* **TO BE DONE**: Reproduce the full listing that appears beneath this instruction exactly.

* **Data extracted from a collection**:
**********

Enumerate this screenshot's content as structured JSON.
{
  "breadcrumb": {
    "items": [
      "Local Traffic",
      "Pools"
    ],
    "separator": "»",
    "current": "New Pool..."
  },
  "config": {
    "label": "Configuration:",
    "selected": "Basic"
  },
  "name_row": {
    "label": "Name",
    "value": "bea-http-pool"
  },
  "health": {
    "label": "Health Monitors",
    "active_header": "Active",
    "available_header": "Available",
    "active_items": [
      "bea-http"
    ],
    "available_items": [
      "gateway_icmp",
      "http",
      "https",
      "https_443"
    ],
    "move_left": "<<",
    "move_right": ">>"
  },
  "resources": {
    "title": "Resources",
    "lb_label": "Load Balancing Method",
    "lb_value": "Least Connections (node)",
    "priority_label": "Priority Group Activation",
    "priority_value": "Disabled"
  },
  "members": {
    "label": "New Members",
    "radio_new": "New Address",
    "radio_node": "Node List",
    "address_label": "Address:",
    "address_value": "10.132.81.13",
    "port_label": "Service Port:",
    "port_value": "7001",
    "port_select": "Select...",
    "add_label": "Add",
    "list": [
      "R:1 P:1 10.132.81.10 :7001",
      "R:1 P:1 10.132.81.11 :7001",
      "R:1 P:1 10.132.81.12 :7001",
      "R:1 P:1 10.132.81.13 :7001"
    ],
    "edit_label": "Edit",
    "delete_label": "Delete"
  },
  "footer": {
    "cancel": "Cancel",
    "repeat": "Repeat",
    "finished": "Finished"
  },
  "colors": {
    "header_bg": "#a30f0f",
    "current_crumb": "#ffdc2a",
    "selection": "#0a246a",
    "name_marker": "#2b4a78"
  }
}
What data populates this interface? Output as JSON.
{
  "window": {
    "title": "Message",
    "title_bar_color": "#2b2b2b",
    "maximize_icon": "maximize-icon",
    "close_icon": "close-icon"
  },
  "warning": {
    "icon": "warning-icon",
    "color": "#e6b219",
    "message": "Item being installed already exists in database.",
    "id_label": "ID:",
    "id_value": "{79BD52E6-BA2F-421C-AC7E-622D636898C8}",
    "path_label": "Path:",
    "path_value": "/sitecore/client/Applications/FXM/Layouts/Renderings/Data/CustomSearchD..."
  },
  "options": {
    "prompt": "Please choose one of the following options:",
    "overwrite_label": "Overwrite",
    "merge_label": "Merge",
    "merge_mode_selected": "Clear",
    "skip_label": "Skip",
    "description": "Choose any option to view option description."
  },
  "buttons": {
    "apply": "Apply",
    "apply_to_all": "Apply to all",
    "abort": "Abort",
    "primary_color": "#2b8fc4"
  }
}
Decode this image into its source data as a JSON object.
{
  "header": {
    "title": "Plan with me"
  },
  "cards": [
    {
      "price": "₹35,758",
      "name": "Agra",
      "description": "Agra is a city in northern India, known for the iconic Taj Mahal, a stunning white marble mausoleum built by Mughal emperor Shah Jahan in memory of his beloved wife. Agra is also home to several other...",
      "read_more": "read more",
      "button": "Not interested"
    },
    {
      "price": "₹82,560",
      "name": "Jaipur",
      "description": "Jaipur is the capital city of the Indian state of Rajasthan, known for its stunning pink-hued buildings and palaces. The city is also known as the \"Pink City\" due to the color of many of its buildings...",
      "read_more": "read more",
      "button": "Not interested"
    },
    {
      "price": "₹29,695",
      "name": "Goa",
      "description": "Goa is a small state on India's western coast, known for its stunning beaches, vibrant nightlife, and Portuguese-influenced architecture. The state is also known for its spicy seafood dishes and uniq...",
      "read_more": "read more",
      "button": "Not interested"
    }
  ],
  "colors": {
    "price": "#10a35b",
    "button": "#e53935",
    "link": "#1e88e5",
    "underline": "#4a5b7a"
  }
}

**********

* **EXPECTED ANSWER**:
Enumerate this screenshot's content as structured JSON.
{
  "breadcrumb": {
    "items": [
      "Local Traffic",
      "Pools"
    ],
    "separator": "»",
    "current": "New Pool..."
  },
  "config": {
    "label": "Configuration:",
    "selected": "Basic"
  },
  "name_row": {
    "label": "Name",
    "value": "bea-http-pool"
  },
  "health": {
    "label": "Health Monitors",
    "active_header": "Active",
    "available_header": "Available",
    "active_items": [
      "bea-http"
    ],
    "available_items": [
      "gateway_icmp",
      "http",
      "https",
      "https_443"
    ],
    "move_left": "<<",
    "move_right": ">>"
  },
  "resources": {
    "title": "Resources",
    "lb_label": "Load Balancing Method",
    "lb_value": "Least Connections (node)",
    "priority_label": "Priority Group Activation",
    "priority_value": "Disabled"
  },
  "members": {
    "label": "New Members",
    "radio_new": "New Address",
    "radio_node": "Node List",
    "address_label": "Address:",
    "address_value": "10.132.81.13",
    "port_label": "Service Port:",
    "port_value": "7001",
    "port_select": "Select...",
    "add_label": "Add",
    "list": [
      "R:1 P:1 10.132.81.10 :7001",
      "R:1 P:1 10.132.81.11 :7001",
      "R:1 P:1 10.132.81.12 :7001",
      "R:1 P:1 10.132.81.13 :7001"
    ],
    "edit_label": "Edit",
    "delete_label": "Delete"
  },
  "footer": {
    "cancel": "Cancel",
    "repeat": "Repeat",
    "finished": "Finished"
  },
  "colors": {
    "header_bg": "#a30f0f",
    "current_crumb": "#ffdc2a",
    "selection": "#0a246a",
    "name_marker": "#2b4a78"
  }
}
What data populates this interface? Output as JSON.
{
  "window": {
    "title": "Message",
    "title_bar_color": "#2b2b2b",
    "maximize_icon": "maximize-icon",
    "close_icon": "close-icon"
  },
  "warning": {
    "icon": "warning-icon",
    "color": "#e6b219",
    "message": "Item being installed already exists in database.",
    "id_label": "ID:",
    "id_value": "{79BD52E6-BA2F-421C-AC7E-622D636898C8}",
    "path_label": "Path:",
    "path_value": "/sitecore/client/Applications/FXM/Layouts/Renderings/Data/CustomSearchD..."
  },
  "options": {
    "prompt": "Please choose one of the following options:",
    "overwrite_label": "Overwrite",
    "merge_label": "Merge",
    "merge_mode_selected": "Clear",
    "skip_label": "Skip",
    "description": "Choose any option to view option description."
  },
  "buttons": {
    "apply": "Apply",
    "apply_to_all": "Apply to all",
    "abort": "Abort",
    "primary_color": "#2b8fc4"
  }
}
Decode this image into its source data as a JSON object.
{
  "header": {
    "title": "Plan with me"
  },
  "cards": [
    {
      "price": "₹35,758",
      "name": "Agra",
      "description": "Agra is a city in northern India, known for the iconic Taj Mahal, a stunning white marble mausoleum built by Mughal emperor Shah Jahan in memory of his beloved wife. Agra is also home to several other...",
      "read_more": "read more",
      "button": "Not interested"
    },
    {
      "price": "₹82,560",
      "name": "Jaipur",
      "description": "Jaipur is the capital city of the Indian state of Rajasthan, known for its stunning pink-hued buildings and palaces. The city is also known as the \"Pink City\" due to the color of many of its buildings...",
      "read_more": "read more",
      "button": "Not interested"
    },
    {
      "price": "₹29,695",
      "name": "Goa",
      "description": "Goa is a small state on India's western coast, known for its stunning beaches, vibrant nightlife, and Portuguese-influenced architecture. The state is also known for its spicy seafood dishes and uniq...",
      "read_more": "read more",
      "button": "Not interested"
    }
  ],
  "colors": {
    "price": "#10a35b",
    "button": "#e53935",
    "link": "#1e88e5",
    "underline": "#4a5b7a"
  }
}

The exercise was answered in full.